YOUR INSTRUCTIONS: Copy out every line that contains the word "color".

________________

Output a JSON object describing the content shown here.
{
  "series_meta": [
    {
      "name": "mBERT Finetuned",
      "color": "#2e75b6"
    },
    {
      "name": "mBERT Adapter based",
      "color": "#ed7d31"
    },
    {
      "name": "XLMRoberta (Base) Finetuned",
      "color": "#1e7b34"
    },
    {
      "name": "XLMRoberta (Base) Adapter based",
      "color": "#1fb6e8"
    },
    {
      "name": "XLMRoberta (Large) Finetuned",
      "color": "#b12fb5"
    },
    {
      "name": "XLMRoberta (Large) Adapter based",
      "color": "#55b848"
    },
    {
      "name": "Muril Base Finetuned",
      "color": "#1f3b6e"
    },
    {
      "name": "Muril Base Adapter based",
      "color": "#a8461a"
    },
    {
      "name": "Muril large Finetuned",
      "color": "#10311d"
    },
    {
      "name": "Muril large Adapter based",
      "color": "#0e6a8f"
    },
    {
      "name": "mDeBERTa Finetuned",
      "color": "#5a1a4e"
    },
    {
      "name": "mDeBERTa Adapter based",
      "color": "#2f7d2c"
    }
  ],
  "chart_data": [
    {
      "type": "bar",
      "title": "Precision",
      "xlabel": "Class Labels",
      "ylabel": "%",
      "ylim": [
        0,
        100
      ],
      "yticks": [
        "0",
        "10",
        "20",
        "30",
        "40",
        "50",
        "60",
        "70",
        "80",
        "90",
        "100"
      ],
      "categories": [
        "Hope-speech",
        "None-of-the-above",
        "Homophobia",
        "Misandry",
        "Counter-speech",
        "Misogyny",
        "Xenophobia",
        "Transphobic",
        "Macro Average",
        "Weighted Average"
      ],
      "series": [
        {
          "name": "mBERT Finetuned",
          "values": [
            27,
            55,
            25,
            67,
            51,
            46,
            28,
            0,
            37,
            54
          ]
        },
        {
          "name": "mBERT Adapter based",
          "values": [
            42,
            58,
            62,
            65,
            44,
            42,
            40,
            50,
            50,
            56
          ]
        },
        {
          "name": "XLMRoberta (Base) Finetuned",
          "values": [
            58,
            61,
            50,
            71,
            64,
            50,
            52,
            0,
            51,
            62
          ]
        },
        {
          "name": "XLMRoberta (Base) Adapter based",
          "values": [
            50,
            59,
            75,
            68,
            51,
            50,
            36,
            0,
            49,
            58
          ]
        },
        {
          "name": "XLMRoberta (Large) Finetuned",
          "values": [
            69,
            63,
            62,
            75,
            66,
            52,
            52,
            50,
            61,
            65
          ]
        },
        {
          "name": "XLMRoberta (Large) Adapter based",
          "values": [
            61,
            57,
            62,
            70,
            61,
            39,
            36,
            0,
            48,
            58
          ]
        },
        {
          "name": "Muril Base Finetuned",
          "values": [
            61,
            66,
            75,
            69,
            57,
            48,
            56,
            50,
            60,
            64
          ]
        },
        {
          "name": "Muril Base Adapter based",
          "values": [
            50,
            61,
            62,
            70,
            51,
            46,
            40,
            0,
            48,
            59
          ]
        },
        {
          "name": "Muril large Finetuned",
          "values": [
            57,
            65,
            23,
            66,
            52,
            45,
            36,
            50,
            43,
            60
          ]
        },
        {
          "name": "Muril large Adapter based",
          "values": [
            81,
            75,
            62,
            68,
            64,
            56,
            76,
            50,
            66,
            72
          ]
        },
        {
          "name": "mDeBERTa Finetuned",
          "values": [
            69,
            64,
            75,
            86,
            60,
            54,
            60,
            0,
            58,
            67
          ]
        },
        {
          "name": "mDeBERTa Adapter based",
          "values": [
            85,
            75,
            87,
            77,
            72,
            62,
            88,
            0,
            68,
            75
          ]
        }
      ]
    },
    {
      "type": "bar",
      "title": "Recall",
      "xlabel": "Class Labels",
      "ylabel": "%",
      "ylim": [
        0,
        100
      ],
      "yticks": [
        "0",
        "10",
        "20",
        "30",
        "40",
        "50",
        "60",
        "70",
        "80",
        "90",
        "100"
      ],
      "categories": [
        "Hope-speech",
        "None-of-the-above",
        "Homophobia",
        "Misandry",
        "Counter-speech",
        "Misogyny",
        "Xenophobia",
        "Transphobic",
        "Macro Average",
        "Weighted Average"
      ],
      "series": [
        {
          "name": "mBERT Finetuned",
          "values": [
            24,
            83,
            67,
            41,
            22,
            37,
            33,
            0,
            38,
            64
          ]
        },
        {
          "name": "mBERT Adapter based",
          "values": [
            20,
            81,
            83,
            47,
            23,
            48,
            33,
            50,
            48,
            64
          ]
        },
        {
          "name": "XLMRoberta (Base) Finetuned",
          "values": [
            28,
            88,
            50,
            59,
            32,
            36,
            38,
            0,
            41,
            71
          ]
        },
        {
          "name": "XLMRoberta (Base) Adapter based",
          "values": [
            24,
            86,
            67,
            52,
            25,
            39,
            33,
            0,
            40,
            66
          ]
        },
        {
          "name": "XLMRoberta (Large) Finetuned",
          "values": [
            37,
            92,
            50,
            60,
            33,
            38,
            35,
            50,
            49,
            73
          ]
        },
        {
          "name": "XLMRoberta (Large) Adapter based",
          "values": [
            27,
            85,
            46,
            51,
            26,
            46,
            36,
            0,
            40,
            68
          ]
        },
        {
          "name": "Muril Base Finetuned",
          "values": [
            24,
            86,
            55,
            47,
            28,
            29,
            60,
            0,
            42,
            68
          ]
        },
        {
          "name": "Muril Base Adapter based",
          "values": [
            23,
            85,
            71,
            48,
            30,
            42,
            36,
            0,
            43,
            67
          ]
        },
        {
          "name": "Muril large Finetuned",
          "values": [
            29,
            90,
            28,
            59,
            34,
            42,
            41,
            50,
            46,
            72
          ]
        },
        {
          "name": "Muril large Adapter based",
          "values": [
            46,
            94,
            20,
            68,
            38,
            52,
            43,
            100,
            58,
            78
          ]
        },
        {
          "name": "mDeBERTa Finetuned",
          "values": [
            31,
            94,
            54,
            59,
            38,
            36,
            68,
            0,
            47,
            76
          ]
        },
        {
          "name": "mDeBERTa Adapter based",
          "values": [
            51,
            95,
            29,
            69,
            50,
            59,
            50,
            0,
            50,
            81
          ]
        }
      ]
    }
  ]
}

________________

TASK OUTPUT:
      "color": "#2e75b6"
      "color": "#ed7d31"
      "color": "#1e7b34"
      "color": "#1fb6e8"
      "color": "#b12fb5"
      "color": "#55b848"
      "color": "#1f3b6e"
      "color": "#a8461a"
      "color": "#10311d"
      "color": "#0e6a8f"
      "color": "#5a1a4e"
      "color": "#2f7d2c"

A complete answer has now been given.